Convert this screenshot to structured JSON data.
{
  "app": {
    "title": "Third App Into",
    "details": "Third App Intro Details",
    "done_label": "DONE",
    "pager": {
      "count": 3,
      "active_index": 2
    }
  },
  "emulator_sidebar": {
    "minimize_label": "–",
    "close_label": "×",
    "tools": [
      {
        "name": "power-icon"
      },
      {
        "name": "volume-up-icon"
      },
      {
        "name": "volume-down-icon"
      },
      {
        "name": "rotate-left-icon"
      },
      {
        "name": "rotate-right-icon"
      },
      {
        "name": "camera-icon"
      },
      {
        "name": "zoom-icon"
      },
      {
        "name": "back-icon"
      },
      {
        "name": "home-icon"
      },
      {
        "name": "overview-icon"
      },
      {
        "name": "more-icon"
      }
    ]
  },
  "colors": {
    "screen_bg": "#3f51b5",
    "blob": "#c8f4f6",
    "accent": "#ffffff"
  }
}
________________
Instruction:
Write out the whole listing again, exactly as it stands.

Exercise output:
Convert this screenshot to structured JSON data.
{
  "app": {
    "title": "Third App Into",
    "details": "Third App Intro Details",
    "done_label": "DONE",
    "pager": {
      "count": 3,
      "active_index": 2
    }
  },
  "emulator_sidebar": {
    "minimize_label": "–",
    "close_label": "×",
    "tools": [
      {
        "name": "power-icon"
      },
      {
        "name": "volume-up-icon"
      },
      {
        "name": "volume-down-icon"
      },
      {
        "name": "rotate-left-icon"
      },
      {
        "name": "rotate-right-icon"
      },
      {
        "name": "camera-icon"
      },
      {
        "name": "zoom-icon"
      },
      {
        "name": "back-icon"
      },
      {
        "name": "home-icon"
      },
      {
        "name": "overview-icon"
      },
      {
        "name": "more-icon"
      }
    ]
  },
  "colors": {
    "screen_bg": "#3f51b5",
    "blob": "#c8f4f6",
    "accent": "#ffffff"
  }
}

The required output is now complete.